Likewise, the snob remains in the cavern but he does not cease sympathizing with the shadows that are passing by the window. Both the careerist and the snob suffer from their own insufficiency because they are unable to fully reach what they consider to be the highest form of “reality,” which is that of aristocratic “election and grace.” In this sense, the lives of both are marked by a tragic loss.

The dandy lives, materially speaking, in conditions similar to those of the careerist and the snob because also he is a parvenu and in no way established in society. However, the dandy finds an extremely original way of dealing with his initially underdeveloped social status, managing to escape both the careerist’s realism and the snob’s fabulationism. His position can be resumed like this: he willingly acknowledges that he will never reach the cultural world of election and grace, be it real or imagined but at the same time – and to the annoyance of the snob – he constantly is already there, in the space of the aristocracy as if he were an aristocrat himself. The point is that he gains a “real” existence only through the “as if.”

● Goals
A) From the passage on the snob and the dandy, extract the part that begins at the words "Likewise, the snob" and stops after "a tragic loss.".
B) According to the passage on the snob and the dandy, what is the highest form of "reality" that the careerist and the snob cannot fully reach?
C) Decide whether each statement agrees with the passage on the snob and the dandy. For each one, answer yes or no and quote the words that decide it: (i) The snob leaves the cavern. (ii) The dandy is firmly established in society. (iii) The dandy escapes the careerist's realism.
The items aren't needed for this work.

● Provided records
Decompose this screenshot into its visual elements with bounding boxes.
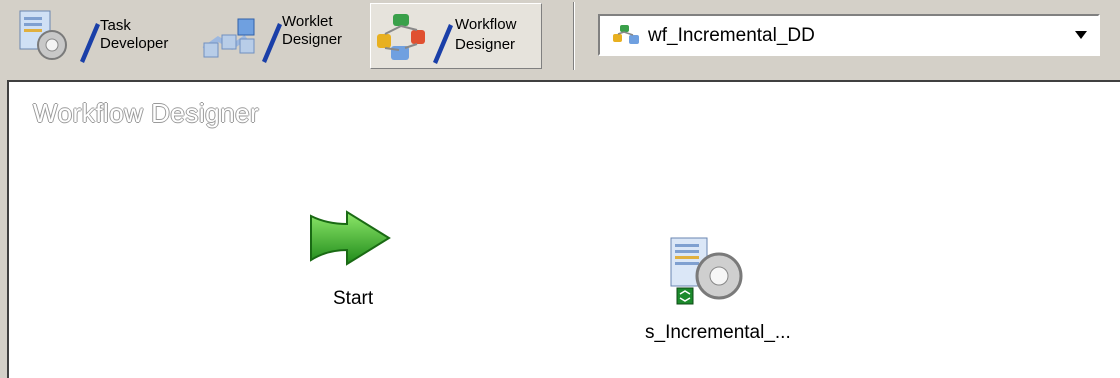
canvas-title: Workflow Designer: [33, 98, 260, 128]
workflow-designer-icon: [375, 10, 459, 71]
workflow-select-value: wf_Incremental_DD: [648, 25, 815, 46]
workflow-canvas[interactable]: Workflow Designer Start s_Incremental_..…: [7, 80, 1120, 378]
workflow-designer-button[interactable]: Workflow Designer: [370, 3, 542, 69]
workflow-designer-label-line2: Designer: [455, 36, 516, 53]
workflow-icon: [612, 24, 642, 53]
session-task-icon: [667, 234, 757, 317]
task-developer-icon: [18, 9, 102, 70]
task-developer-label-line1: Task: [100, 17, 131, 34]
task-developer-label-line2: Developer: [100, 35, 169, 52]
task-developer-button[interactable]: Task Developer: [14, 3, 192, 69]
session-node-label: s_Incremental_...: [645, 322, 791, 343]
worklet-designer-label-line2: Designer: [282, 31, 343, 48]
start-arrow-icon: [307, 210, 393, 271]
start-node[interactable]: Start: [305, 208, 395, 309]
toolbar: Task Developer Worklet Designer Workflow…: [0, 0, 1120, 76]
workflow-designer-label-line1: Workflow: [455, 16, 517, 33]
session-node[interactable]: s_Incremental_...: [639, 232, 791, 352]
toolbar-separator: [573, 2, 575, 70]
worklet-designer-button[interactable]: Worklet Designer: [196, 3, 366, 69]
chevron-down-icon[interactable]: [1066, 18, 1096, 52]
worklet-designer-label-line1: Worklet: [282, 13, 333, 30]
start-node-label: Start: [333, 288, 374, 309]
worklet-designer-icon: [200, 9, 284, 70]
workflow-select[interactable]: wf_Incremental_DD: [598, 14, 1100, 56]
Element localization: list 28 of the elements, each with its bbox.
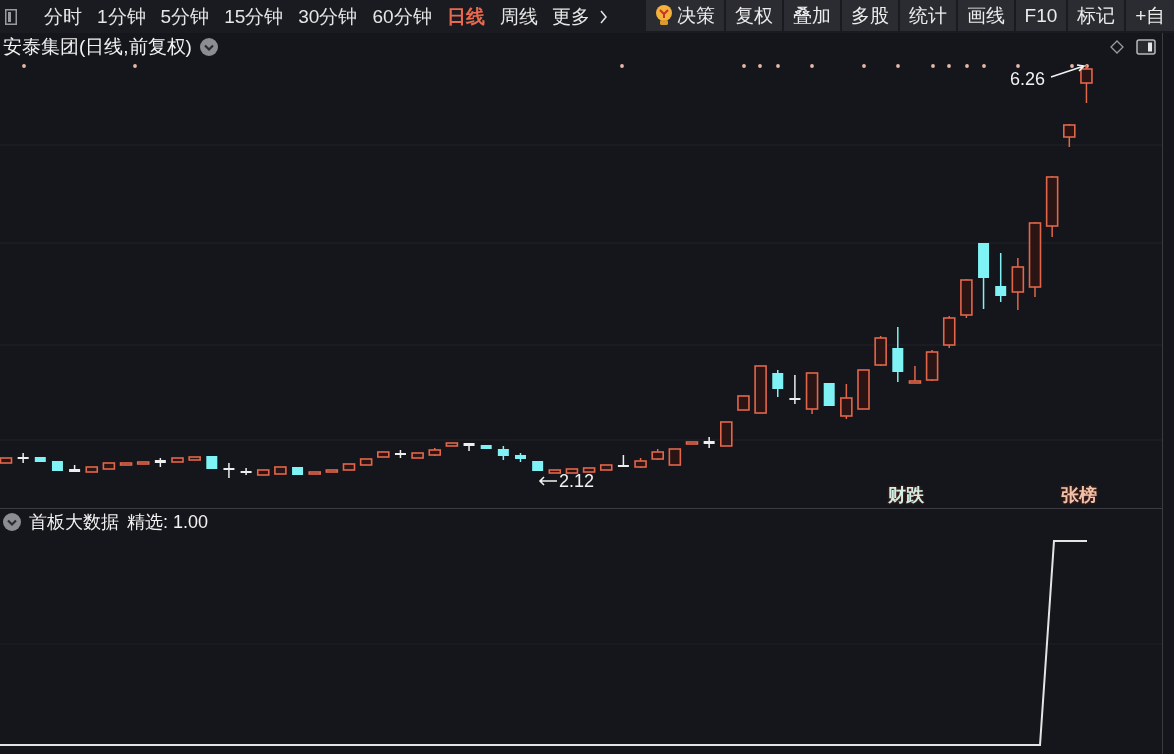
toolbar-button[interactable]: 决策 [645,0,724,31]
toolbar-button[interactable]: 画线 [957,0,1014,31]
toolbar-button[interactable]: 统计 [899,0,956,31]
toolbar-button[interactable]: 多股 [841,0,898,31]
period-tab[interactable]: 5分钟 [153,0,217,33]
lightbulb-icon [654,4,673,27]
toolbar-button[interactable]: 叠加 [783,0,840,31]
period-tab[interactable]: 30分钟 [291,0,365,33]
period-tab[interactable]: 1分钟 [90,0,153,33]
chevron-down-icon[interactable] [199,37,218,56]
panel-icon[interactable] [1136,38,1156,55]
toolbar-button[interactable]: 复权 [725,0,782,31]
period-tab[interactable]: 60分钟 [365,0,439,33]
toolbar-button[interactable]: +自 [1126,0,1174,31]
indicator-reading: 精选: 1.00 [127,511,209,534]
chevron-right-icon [599,9,607,24]
period-tab[interactable]: 日线 [439,0,492,33]
period-tab[interactable]: 分时 [37,0,89,33]
more-button[interactable]: 更多 [545,0,615,33]
diamond-icon[interactable] [1110,39,1124,54]
period-tab[interactable]: 周线 [492,0,545,33]
toolbar-button[interactable]: 标记 [1068,0,1125,31]
toolbar-button[interactable]: F10 [1015,0,1067,31]
period-tab[interactable]: 15分钟 [217,0,291,33]
panel-icon[interactable] [5,8,17,25]
indicator-name: 首板大数据 [29,511,119,534]
chart-title: 安泰集团(日线,前复权) [3,34,192,59]
chevron-down-icon[interactable] [3,513,21,531]
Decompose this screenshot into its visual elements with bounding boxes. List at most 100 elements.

● Solutions below
A)
Likewise, the snob remains in the cavern but he does not cease sympathizing with the shadows that are passing by the window. Both the careerist and the snob suffer from their own insufficiency because they are unable to fully reach what they consider to be the highest form of “reality,” which is that of aristocratic “election and grace.” In this sense, the lives of both are marked by a tragic loss.

B) Aristocratic "election and grace."

C)
(i) No: "the snob remains in the cavern"
(ii) No: "in no way established in society"
(iii) Yes: "managing to escape both the careerist’s realism and the snob’s fabulationism"